• YOUR INSTRUCTIONS:
Render all of the material below as a numbered list, omitting any blank lines.

• DATA RECORDS:
-*-*-

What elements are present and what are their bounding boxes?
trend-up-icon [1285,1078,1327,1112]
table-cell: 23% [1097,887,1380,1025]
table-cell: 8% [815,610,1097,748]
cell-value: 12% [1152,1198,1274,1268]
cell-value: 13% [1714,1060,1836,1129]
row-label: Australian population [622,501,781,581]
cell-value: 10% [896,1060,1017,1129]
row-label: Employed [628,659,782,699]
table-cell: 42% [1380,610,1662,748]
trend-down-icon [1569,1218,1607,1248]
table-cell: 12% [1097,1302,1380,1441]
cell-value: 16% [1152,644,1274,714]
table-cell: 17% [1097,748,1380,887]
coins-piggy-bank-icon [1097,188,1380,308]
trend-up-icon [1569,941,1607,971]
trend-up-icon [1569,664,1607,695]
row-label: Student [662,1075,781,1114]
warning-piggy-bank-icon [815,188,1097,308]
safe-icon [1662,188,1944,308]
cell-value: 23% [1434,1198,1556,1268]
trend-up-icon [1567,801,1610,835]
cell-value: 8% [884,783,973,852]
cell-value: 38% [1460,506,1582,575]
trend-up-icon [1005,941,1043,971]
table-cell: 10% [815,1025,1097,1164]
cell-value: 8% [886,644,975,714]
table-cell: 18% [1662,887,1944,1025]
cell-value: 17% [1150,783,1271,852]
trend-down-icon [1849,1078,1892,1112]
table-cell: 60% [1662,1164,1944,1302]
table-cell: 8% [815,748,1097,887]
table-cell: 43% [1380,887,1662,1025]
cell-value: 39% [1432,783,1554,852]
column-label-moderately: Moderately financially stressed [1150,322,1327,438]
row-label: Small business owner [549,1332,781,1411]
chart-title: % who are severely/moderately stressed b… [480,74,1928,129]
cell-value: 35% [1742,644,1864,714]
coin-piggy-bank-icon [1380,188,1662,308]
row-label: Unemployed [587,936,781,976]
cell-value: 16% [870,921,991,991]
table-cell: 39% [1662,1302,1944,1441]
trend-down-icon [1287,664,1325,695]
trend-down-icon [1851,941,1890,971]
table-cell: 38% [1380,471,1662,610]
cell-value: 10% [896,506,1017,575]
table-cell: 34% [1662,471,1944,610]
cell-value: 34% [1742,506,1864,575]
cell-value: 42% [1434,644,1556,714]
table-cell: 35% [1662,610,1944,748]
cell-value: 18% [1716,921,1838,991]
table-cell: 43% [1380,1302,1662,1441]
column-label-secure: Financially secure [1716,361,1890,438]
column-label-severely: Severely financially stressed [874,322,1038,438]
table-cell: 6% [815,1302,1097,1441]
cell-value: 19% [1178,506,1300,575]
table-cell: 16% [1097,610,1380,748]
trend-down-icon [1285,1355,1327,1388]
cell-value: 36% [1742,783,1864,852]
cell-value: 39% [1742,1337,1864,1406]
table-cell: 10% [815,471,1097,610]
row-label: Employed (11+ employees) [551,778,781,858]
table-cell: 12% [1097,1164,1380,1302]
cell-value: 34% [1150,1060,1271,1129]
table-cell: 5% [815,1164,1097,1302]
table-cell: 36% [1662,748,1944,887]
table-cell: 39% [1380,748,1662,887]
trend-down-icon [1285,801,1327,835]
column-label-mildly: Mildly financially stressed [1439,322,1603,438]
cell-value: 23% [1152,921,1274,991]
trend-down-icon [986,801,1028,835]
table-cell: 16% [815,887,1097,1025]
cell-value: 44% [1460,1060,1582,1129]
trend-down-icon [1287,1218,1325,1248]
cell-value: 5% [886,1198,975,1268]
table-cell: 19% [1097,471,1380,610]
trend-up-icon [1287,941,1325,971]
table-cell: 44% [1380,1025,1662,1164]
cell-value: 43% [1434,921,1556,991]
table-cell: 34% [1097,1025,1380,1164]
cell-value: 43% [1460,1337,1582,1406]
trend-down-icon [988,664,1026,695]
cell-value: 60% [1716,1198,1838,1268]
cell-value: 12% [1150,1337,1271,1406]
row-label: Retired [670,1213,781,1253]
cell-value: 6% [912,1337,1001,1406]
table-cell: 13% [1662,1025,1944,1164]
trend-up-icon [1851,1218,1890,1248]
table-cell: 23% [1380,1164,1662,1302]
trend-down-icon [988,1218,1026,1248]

-*-*-

• SOLVED PROBLEM:
1. What elements are present and what are their bounding boxes?
2. trend-up-icon [1285,1078,1327,1112]
3. table-cell: 23% [1097,887,1380,1025]
4. table-cell: 8% [815,610,1097,748]
5. cell-value: 12% [1152,1198,1274,1268]
6. cell-value: 13% [1714,1060,1836,1129]
7. row-label: Australian population [622,501,781,581]
8. cell-value: 10% [896,1060,1017,1129]
9. row-label: Employed [628,659,782,699]
10. table-cell: 42% [1380,610,1662,748]
11. trend-down-icon [1569,1218,1607,1248]
12. table-cell: 12% [1097,1302,1380,1441]
13. cell-value: 16% [1152,644,1274,714]
14. table-cell: 17% [1097,748,1380,887]
15. coins-piggy-bank-icon [1097,188,1380,308]
16. trend-up-icon [1569,941,1607,971]
17. trend-up-icon [1569,664,1607,695]
18. row-label: Student [662,1075,781,1114]
19. warning-piggy-bank-icon [815,188,1097,308]
20. safe-icon [1662,188,1944,308]
21. cell-value: 23% [1434,1198,1556,1268]
22. trend-up-icon [1567,801,1610,835]
23. cell-value: 8% [884,783,973,852]
24. cell-value: 38% [1460,506,1582,575]
25. trend-up-icon [1005,941,1043,971]
26. table-cell: 10% [815,1025,1097,1164]
27. cell-value: 8% [886,644,975,714]
28. table-cell: 18% [1662,887,1944,1025]
29. cell-value: 17% [1150,783,1271,852]
30. trend-down-icon [1849,1078,1892,1112]
31. table-cell: 60% [1662,1164,1944,1302]
32. table-cell: 8% [815,748,1097,887]
33. table-cell: 43% [1380,887,1662,1025]
34. cell-value: 39% [1432,783,1554,852]
35. column-label-moderately: Moderately financially stressed [1150,322,1327,438]
36. row-label: Small business owner [549,1332,781,1411]
37. chart-title: % who are severely/moderately stressed b… [480,74,1928,129]
38. cell-value: 35% [1742,644,1864,714]
39. coin-piggy-bank-icon [1380,188,1662,308]
40. row-label: Unemployed [587,936,781,976]
41. cell-value: 16% [870,921,991,991]
42. table-cell: 39% [1662,1302,1944,1441]
43. trend-down-icon [1287,664,1325,695]
44. trend-down-icon [1851,941,1890,971]
45. table-cell: 38% [1380,471,1662,610]
46. cell-value: 10% [896,506,1017,575]
47. table-cell: 34% [1662,471,1944,610]
48. cell-value: 34% [1742,506,1864,575]
49. cell-value: 42% [1434,644,1556,714]
50. table-cell: 35% [1662,610,1944,748]
51. cell-value: 18% [1716,921,1838,991]
52. table-cell: 43% [1380,1302,1662,1441]
53. column-label-secure: Financially secure [1716,361,1890,438]
54. column-label-severely: Severely financially stressed [874,322,1038,438]
55. table-cell: 6% [815,1302,1097,1441]
56. cell-value: 19% [1178,506,1300,575]
57. table-cell: 16% [1097,610,1380,748]
58. trend-down-icon [1285,1355,1327,1388]
59. cell-value: 36% [1742,783,1864,852]
60. cell-value: 39% [1742,1337,1864,1406]
61. table-cell: 10% [815,471,1097,610]
62. row-label: Employed (11+ employees) [551,778,781,858]
63. table-cell: 12% [1097,1164,1380,1302]
64. cell-value: 34% [1150,1060,1271,1129]
65. table-cell: 5% [815,1164,1097,1302]
66. table-cell: 36% [1662,748,1944,887]
67. table-cell: 39% [1380,748,1662,887]
68. trend-down-icon [1285,801,1327,835]
69. column-label-mildly: Mildly financially stressed [1439,322,1603,438]
70. cell-value: 23% [1152,921,1274,991]
71. trend-down-icon [986,801,1028,835]
72. table-cell: 16% [815,887,1097,1025]
73. cell-value: 44% [1460,1060,1582,1129]
74. trend-down-icon [1287,1218,1325,1248]
75. cell-value: 5% [886,1198,975,1268]
76. table-cell: 19% [1097,471,1380,610]
77. trend-up-icon [1287,941,1325,971]
78. table-cell: 44% [1380,1025,1662,1164]
79. cell-value: 43% [1434,921,1556,991]
80. table-cell: 34% [1097,1025,1380,1164]
81. cell-value: 43% [1460,1337,1582,1406]
82. trend-down-icon [988,664,1026,695]
83. cell-value: 60% [1716,1198,1838,1268]
84. cell-value: 12% [1150,1337,1271,1406]
85. row-label: Retired [670,1213,781,1253]
86. cell-value: 6% [912,1337,1001,1406]
87. table-cell: 13% [1662,1025,1944,1164]
88. trend-up-icon [1851,1218,1890,1248]
89. table-cell: 23% [1380,1164,1662,1302]
90. trend-down-icon [988,1218,1026,1248]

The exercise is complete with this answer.